- _Extracted data_
* begin *

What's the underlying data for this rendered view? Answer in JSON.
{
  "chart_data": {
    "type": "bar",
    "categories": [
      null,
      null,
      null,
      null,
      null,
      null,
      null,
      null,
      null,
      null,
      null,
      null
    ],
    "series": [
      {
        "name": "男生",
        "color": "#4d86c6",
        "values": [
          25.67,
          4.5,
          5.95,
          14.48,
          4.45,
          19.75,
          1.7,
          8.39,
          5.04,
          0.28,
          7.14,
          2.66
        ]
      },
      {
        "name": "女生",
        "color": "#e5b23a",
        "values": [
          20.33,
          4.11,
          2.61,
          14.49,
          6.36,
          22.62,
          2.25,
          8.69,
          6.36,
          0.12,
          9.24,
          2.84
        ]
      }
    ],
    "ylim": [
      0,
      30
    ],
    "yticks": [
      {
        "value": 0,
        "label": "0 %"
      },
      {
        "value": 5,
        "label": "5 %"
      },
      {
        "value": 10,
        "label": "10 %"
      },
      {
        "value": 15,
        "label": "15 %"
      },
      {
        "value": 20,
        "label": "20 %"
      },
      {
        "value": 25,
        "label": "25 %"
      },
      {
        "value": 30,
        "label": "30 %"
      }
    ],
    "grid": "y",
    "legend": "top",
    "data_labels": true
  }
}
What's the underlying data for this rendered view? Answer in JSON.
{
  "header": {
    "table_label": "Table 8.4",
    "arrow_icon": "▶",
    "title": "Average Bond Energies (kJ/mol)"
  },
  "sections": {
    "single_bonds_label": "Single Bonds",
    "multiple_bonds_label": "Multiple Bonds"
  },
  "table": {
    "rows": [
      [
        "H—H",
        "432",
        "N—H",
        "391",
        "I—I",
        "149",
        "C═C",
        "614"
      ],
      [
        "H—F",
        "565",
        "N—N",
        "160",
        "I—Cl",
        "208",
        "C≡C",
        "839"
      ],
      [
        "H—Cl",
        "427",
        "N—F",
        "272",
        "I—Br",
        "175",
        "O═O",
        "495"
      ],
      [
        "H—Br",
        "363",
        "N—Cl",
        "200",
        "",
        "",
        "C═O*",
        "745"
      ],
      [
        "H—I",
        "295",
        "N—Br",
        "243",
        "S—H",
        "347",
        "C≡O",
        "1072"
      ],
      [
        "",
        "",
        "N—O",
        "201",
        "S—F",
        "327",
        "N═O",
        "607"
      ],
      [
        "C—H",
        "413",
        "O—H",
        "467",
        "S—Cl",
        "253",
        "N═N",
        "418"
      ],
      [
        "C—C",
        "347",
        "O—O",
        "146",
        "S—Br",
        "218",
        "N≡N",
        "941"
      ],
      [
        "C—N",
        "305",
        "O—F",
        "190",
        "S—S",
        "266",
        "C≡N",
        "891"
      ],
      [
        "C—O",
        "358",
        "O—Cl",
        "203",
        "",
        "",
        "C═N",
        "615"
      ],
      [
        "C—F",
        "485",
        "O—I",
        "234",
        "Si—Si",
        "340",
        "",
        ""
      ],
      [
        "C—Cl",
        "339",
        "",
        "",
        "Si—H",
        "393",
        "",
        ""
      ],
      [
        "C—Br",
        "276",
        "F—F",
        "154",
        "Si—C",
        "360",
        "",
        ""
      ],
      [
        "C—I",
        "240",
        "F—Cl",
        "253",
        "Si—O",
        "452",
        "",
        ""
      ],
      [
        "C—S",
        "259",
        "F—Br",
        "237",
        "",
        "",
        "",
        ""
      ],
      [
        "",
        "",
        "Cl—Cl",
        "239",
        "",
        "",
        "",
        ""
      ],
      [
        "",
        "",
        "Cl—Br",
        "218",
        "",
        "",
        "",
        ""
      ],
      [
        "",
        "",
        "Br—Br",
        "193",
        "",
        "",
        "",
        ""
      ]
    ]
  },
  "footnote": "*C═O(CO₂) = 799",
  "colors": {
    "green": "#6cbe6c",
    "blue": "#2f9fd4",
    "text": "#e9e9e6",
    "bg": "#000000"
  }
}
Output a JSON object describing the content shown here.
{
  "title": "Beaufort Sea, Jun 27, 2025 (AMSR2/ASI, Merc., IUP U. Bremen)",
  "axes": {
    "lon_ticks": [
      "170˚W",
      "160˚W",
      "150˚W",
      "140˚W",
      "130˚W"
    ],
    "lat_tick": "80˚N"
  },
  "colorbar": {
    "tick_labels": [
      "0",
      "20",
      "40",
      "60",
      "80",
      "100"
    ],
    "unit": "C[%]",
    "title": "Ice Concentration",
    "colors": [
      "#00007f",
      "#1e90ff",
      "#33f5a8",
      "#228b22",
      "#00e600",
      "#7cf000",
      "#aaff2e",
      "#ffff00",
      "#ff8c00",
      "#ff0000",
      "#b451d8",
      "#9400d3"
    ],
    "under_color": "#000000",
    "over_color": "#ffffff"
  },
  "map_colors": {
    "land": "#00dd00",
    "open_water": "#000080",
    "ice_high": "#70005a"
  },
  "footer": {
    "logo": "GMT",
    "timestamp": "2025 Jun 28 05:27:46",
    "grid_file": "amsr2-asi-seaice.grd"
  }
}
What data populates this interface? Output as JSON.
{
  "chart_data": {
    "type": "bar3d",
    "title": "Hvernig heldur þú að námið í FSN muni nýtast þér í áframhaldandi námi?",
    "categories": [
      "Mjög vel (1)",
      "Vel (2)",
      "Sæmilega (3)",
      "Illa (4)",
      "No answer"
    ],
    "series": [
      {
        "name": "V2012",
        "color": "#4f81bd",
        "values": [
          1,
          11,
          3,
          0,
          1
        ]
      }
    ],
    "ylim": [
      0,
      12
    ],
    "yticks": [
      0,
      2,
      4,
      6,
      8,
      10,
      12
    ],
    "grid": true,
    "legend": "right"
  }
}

* end *

- _What you are asked to do_
What is needed here is an exact reproduction of all the entries.

- _Written solution_
What's the underlying data for this rendered view? Answer in JSON.
{
  "chart_data": {
    "type": "bar",
    "categories": [
      null,
      null,
      null,
      null,
      null,
      null,
      null,
      null,
      null,
      null,
      null,
      null
    ],
    "series": [
      {
        "name": "男生",
        "color": "#4d86c6",
        "values": [
          25.67,
          4.5,
          5.95,
          14.48,
          4.45,
          19.75,
          1.7,
          8.39,
          5.04,
          0.28,
          7.14,
          2.66
        ]
      },
      {
        "name": "女生",
        "color": "#e5b23a",
        "values": [
          20.33,
          4.11,
          2.61,
          14.49,
          6.36,
          22.62,
          2.25,
          8.69,
          6.36,
          0.12,
          9.24,
          2.84
        ]
      }
    ],
    "ylim": [
      0,
      30
    ],
    "yticks": [
      {
        "value": 0,
        "label": "0 %"
      },
      {
        "value": 5,
        "label": "5 %"
      },
      {
        "value": 10,
        "label": "10 %"
      },
      {
        "value": 15,
        "label": "15 %"
      },
      {
        "value": 20,
        "label": "20 %"
      },
      {
        "value": 25,
        "label": "25 %"
      },
      {
        "value": 30,
        "label": "30 %"
      }
    ],
    "grid": "y",
    "legend": "top",
    "data_labels": true
  }
}
What's the underlying data for this rendered view? Answer in JSON.
{
  "header": {
    "table_label": "Table 8.4",
    "arrow_icon": "▶",
    "title": "Average Bond Energies (kJ/mol)"
  },
  "sections": {
    "single_bonds_label": "Single Bonds",
    "multiple_bonds_label": "Multiple Bonds"
  },
  "table": {
    "rows": [
      [
        "H—H",
        "432",
        "N—H",
        "391",
        "I—I",
        "149",
        "C═C",
        "614"
      ],
      [
        "H—F",
        "565",
        "N—N",
        "160",
        "I—Cl",
        "208",
        "C≡C",
        "839"
      ],
      [
        "H—Cl",
        "427",
        "N—F",
        "272",
        "I—Br",
        "175",
        "O═O",
        "495"
      ],
      [
        "H—Br",
        "363",
        "N—Cl",
        "200",
        "",
        "",
        "C═O*",
        "745"
      ],
      [
        "H—I",
        "295",
        "N—Br",
        "243",
        "S—H",
        "347",
        "C≡O",
        "1072"
      ],
      [
        "",
        "",
        "N—O",
        "201",
        "S—F",
        "327",
        "N═O",
        "607"
      ],
      [
        "C—H",
        "413",
        "O—H",
        "467",
        "S—Cl",
        "253",
        "N═N",
        "418"
      ],
      [
        "C—C",
        "347",
        "O—O",
        "146",
        "S—Br",
        "218",
        "N≡N",
        "941"
      ],
      [
        "C—N",
        "305",
        "O—F",
        "190",
        "S—S",
        "266",
        "C≡N",
        "891"
      ],
      [
        "C—O",
        "358",
        "O—Cl",
        "203",
        "",
        "",
        "C═N",
        "615"
      ],
      [
        "C—F",
        "485",
        "O—I",
        "234",
        "Si—Si",
        "340",
        "",
        ""
      ],
      [
        "C—Cl",
        "339",
        "",
        "",
        "Si—H",
        "393",
        "",
        ""
      ],
      [
        "C—Br",
        "276",
        "F—F",
        "154",
        "Si—C",
        "360",
        "",
        ""
      ],
      [
        "C—I",
        "240",
        "F—Cl",
        "253",
        "Si—O",
        "452",
        "",
        ""
      ],
      [
        "C—S",
        "259",
        "F—Br",
        "237",
        "",
        "",
        "",
        ""
      ],
      [
        "",
        "",
        "Cl—Cl",
        "239",
        "",
        "",
        "",
        ""
      ],
      [
        "",
        "",
        "Cl—Br",
        "218",
        "",
        "",
        "",
        ""
      ],
      [
        "",
        "",
        "Br—Br",
        "193",
        "",
        "",
        "",
        ""
      ]
    ]
  },
  "footnote": "*C═O(CO₂) = 799",
  "colors": {
    "green": "#6cbe6c",
    "blue": "#2f9fd4",
    "text": "#e9e9e6",
    "bg": "#000000"
  }
}
Output a JSON object describing the content shown here.
{
  "title": "Beaufort Sea, Jun 27, 2025 (AMSR2/ASI, Merc., IUP U. Bremen)",
  "axes": {
    "lon_ticks": [
      "170˚W",
      "160˚W",
      "150˚W",
      "140˚W",
      "130˚W"
    ],
    "lat_tick": "80˚N"
  },
  "colorbar": {
    "tick_labels": [
      "0",
      "20",
      "40",
      "60",
      "80",
      "100"
    ],
    "unit": "C[%]",
    "title": "Ice Concentration",
    "colors": [
      "#00007f",
      "#1e90ff",
      "#33f5a8",
      "#228b22",
      "#00e600",
      "#7cf000",
      "#aaff2e",
      "#ffff00",
      "#ff8c00",
      "#ff0000",
      "#b451d8",
      "#9400d3"
    ],
    "under_color": "#000000",
    "over_color": "#ffffff"
  },
  "map_colors": {
    "land": "#00dd00",
    "open_water": "#000080",
    "ice_high": "#70005a"
  },
  "footer": {
    "logo": "GMT",
    "timestamp": "2025 Jun 28 05:27:46",
    "grid_file": "amsr2-asi-seaice.grd"
  }
}
What data populates this interface? Output as JSON.
{
  "chart_data": {
    "type": "bar3d",
    "title": "Hvernig heldur þú að námið í FSN muni nýtast þér í áframhaldandi námi?",
    "categories": [
      "Mjög vel (1)",
      "Vel (2)",
      "Sæmilega (3)",
      "Illa (4)",
      "No answer"
    ],
    "series": [
      {
        "name": "V2012",
        "color": "#4f81bd",
        "values": [
          1,
          11,
          3,
          0,
          1
        ]
      }
    ],
    "ylim": [
      0,
      12
    ],
    "yticks": [
      0,
      2,
      4,
      6,
      8,
      10,
      12
    ],
    "grid": true,
    "legend": "right"
  }
}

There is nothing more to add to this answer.